AIM -> Type out the records that follow, exactly as given.

Chart and figure data:
*-*-*
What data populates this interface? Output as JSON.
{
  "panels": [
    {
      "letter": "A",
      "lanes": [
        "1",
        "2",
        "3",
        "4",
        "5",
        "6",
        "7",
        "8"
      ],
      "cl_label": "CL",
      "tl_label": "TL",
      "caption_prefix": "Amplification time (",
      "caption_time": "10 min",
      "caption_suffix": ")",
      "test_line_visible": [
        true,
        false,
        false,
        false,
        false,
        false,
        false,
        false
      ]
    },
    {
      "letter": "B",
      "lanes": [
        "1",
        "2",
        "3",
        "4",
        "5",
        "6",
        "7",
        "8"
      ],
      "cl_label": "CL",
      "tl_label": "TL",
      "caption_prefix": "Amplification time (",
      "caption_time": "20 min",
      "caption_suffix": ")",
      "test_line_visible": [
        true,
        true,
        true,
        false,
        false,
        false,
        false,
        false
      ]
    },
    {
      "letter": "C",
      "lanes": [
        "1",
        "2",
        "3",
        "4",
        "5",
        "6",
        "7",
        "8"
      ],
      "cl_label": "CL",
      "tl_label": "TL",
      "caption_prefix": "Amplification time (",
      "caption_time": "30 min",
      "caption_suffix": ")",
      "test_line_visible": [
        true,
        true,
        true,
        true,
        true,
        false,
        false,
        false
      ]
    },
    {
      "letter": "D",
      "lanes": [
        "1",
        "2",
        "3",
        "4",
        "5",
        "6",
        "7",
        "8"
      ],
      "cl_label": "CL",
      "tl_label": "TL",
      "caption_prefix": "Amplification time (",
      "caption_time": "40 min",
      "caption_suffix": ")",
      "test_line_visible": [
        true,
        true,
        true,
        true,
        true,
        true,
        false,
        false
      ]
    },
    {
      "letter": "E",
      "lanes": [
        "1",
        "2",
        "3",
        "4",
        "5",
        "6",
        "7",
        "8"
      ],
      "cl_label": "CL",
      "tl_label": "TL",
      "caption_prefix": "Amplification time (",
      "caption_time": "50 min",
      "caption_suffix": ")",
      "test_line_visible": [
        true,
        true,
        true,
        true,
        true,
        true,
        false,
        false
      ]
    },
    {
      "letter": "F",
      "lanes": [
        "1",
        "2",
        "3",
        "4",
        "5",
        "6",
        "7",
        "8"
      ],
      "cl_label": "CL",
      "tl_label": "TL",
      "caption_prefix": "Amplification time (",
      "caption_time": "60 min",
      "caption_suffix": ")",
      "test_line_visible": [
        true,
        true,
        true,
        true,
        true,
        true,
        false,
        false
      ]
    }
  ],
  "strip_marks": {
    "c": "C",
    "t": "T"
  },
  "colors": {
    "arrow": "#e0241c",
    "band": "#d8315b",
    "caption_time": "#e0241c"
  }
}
*-*-*
TASK OUTPUT ->
What data populates this interface? Output as JSON.
{
  "panels": [
    {
      "letter": "A",
      "lanes": [
        "1",
        "2",
        "3",
        "4",
        "5",
        "6",
        "7",
        "8"
      ],
      "cl_label": "CL",
      "tl_label": "TL",
      "caption_prefix": "Amplification time (",
      "caption_time": "10 min",
      "caption_suffix": ")",
      "test_line_visible": [
        true,
        false,
        false,
        false,
        false,
        false,
        false,
        false
      ]
    },
    {
      "letter": "B",
      "lanes": [
        "1",
        "2",
        "3",
        "4",
        "5",
        "6",
        "7",
        "8"
      ],
      "cl_label": "CL",
      "tl_label": "TL",
      "caption_prefix": "Amplification time (",
      "caption_time": "20 min",
      "caption_suffix": ")",
      "test_line_visible": [
        true,
        true,
        true,
        false,
        false,
        false,
        false,
        false
      ]
    },
    {
      "letter": "C",
      "lanes": [
        "1",
        "2",
        "3",
        "4",
        "5",
        "6",
        "7",
        "8"
      ],
      "cl_label": "CL",
      "tl_label": "TL",
      "caption_prefix": "Amplification time (",
      "caption_time": "30 min",
      "caption_suffix": ")",
      "test_line_visible": [
        true,
        true,
        true,
        true,
        true,
        false,
        false,
        false
      ]
    },
    {
      "letter": "D",
      "lanes": [
        "1",
        "2",
        "3",
        "4",
        "5",
        "6",
        "7",
        "8"
      ],
      "cl_label": "CL",
      "tl_label": "TL",
      "caption_prefix": "Amplification time (",
      "caption_time": "40 min",
      "caption_suffix": ")",
      "test_line_visible": [
        true,
        true,
        true,
        true,
        true,
        true,
        false,
        false
      ]
    },
    {
      "letter": "E",
      "lanes": [
        "1",
        "2",
        "3",
        "4",
        "5",
        "6",
        "7",
        "8"
      ],
      "cl_label": "CL",
      "tl_label": "TL",
      "caption_prefix": "Amplification time (",
      "caption_time": "50 min",
      "caption_suffix": ")",
      "test_line_visible": [
        true,
        true,
        true,
        true,
        true,
        true,
        false,
        false
      ]
    },
    {
      "letter": "F",
      "lanes": [
        "1",
        "2",
        "3",
        "4",
        "5",
        "6",
        "7",
        "8"
      ],
      "cl_label": "CL",
      "tl_label": "TL",
      "caption_prefix": "Amplification time (",
      "caption_time": "60 min",
      "caption_suffix": ")",
      "test_line_visible": [
        true,
        true,
        true,
        true,
        true,
        true,
        false,
        false
      ]
    }
  ],
  "strip_marks": {
    "c": "C",
    "t": "T"
  },
  "colors": {
    "arrow": "#e0241c",
    "band": "#d8315b",
    "caption_time": "#e0241c"
  }
}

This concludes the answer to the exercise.